Input
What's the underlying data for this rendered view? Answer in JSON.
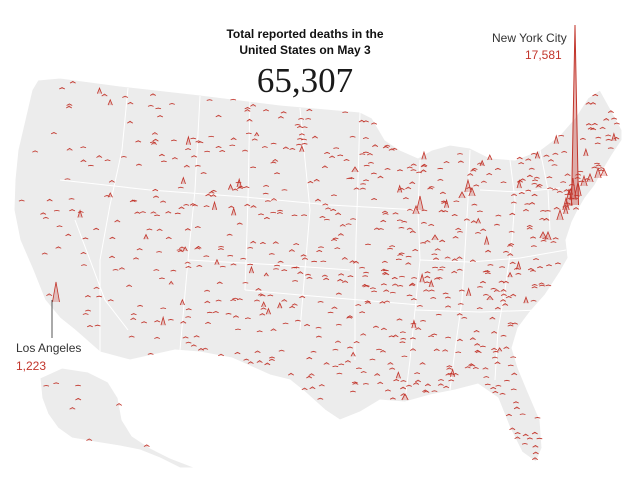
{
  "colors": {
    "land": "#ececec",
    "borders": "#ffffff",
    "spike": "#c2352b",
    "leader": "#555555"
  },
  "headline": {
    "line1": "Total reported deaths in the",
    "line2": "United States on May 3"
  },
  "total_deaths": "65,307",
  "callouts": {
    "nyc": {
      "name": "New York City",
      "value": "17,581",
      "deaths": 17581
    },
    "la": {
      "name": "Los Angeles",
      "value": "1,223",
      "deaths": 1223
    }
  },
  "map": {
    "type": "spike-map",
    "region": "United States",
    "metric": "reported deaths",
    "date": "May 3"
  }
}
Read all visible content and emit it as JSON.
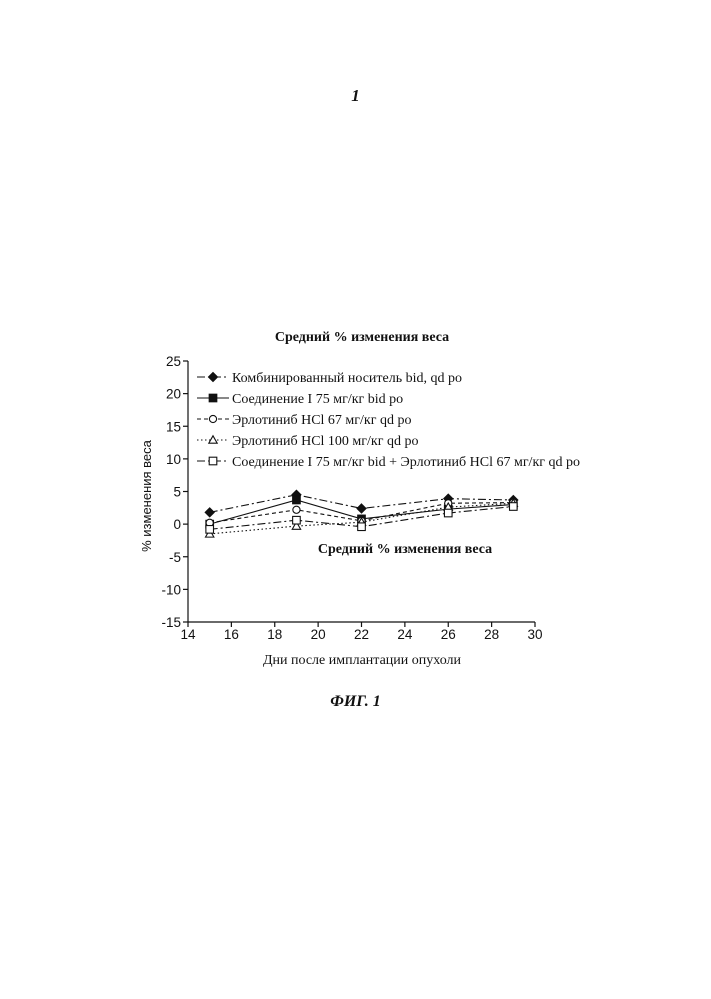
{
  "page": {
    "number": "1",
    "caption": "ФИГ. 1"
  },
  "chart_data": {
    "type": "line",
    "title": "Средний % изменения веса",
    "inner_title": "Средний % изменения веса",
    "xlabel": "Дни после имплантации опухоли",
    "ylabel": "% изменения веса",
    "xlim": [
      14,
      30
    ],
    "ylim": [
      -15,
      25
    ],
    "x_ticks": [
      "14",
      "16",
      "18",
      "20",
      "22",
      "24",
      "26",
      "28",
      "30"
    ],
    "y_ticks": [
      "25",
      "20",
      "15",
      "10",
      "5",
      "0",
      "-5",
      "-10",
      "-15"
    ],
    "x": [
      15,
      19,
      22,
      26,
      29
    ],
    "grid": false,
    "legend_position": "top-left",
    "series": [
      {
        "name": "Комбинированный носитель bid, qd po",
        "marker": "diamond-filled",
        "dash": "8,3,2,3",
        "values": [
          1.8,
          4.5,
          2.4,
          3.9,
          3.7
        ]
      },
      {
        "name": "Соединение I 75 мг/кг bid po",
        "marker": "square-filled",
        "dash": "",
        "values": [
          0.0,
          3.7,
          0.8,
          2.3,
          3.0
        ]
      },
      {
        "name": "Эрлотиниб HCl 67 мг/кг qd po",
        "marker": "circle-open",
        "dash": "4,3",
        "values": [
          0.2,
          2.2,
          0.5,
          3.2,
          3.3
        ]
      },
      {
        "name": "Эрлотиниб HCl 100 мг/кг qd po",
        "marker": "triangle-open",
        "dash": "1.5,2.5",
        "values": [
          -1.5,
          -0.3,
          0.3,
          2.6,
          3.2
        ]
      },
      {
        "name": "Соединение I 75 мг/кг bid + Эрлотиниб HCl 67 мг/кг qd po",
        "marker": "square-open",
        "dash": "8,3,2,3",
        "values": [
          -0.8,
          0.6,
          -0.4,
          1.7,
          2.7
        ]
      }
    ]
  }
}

Problem statement
Reproduce each entry verbatim, excluding any embedded images.

Expected answer
What's the underlying data for this rendered view? Answer in JSON.
{
  "colors": {
    "land": "#ececec",
    "borders": "#ffffff",
    "spike": "#c2352b",
    "leader": "#555555"
  },
  "headline": {
    "line1": "Total reported deaths in the",
    "line2": "United States on May 3"
  },
  "total_deaths": "65,307",
  "callouts": {
    "nyc": {
      "name": "New York City",
      "value": "17,581",
      "deaths": 17581
    },
    "la": {
      "name": "Los Angeles",
      "value": "1,223",
      "deaths": 1223
    }
  },
  "map": {
    "type": "spike-map",
    "region": "United States",
    "metric": "reported deaths",
    "date": "May 3"
  }
}
Read all visible content and emit it as JSON.
{
  "page": {
    "number": "1",
    "caption": "ФИГ. 1"
  },
  "chart_data": {
    "type": "line",
    "title": "Средний % изменения веса",
    "inner_title": "Средний % изменения веса",
    "xlabel": "Дни после имплантации опухоли",
    "ylabel": "% изменения веса",
    "xlim": [
      14,
      30
    ],
    "ylim": [
      -15,
      25
    ],
    "x_ticks": [
      "14",
      "16",
      "18",
      "20",
      "22",
      "24",
      "26",
      "28",
      "30"
    ],
    "y_ticks": [
      "25",
      "20",
      "15",
      "10",
      "5",
      "0",
      "-5",
      "-10",
      "-15"
    ],
    "x": [
      15,
      19,
      22,
      26,
      29
    ],
    "grid": false,
    "legend_position": "top-left",
    "series": [
      {
        "name": "Комбинированный носитель bid, qd po",
        "marker": "diamond-filled",
        "dash": "8,3,2,3",
        "values": [
          1.8,
          4.5,
          2.4,
          3.9,
          3.7
        ]
      },
      {
        "name": "Соединение I 75 мг/кг bid po",
        "marker": "square-filled",
        "dash": "",
        "values": [
          0.0,
          3.7,
          0.8,
          2.3,
          3.0
        ]
      },
      {
        "name": "Эрлотиниб HCl 67 мг/кг qd po",
        "marker": "circle-open",
        "dash": "4,3",
        "values": [
          0.2,
          2.2,
          0.5,
          3.2,
          3.3
        ]
      },
      {
        "name": "Эрлотиниб HCl 100 мг/кг qd po",
        "marker": "triangle-open",
        "dash": "1.5,2.5",
        "values": [
          -1.5,
          -0.3,
          0.3,
          2.6,
          3.2
        ]
      },
      {
        "name": "Соединение I 75 мг/кг bid + Эрлотиниб HCl 67 мг/кг qd po",
        "marker": "square-open",
        "dash": "8,3,2,3",
        "values": [
          -0.8,
          0.6,
          -0.4,
          1.7,
          2.7
        ]
      }
    ]
  }
}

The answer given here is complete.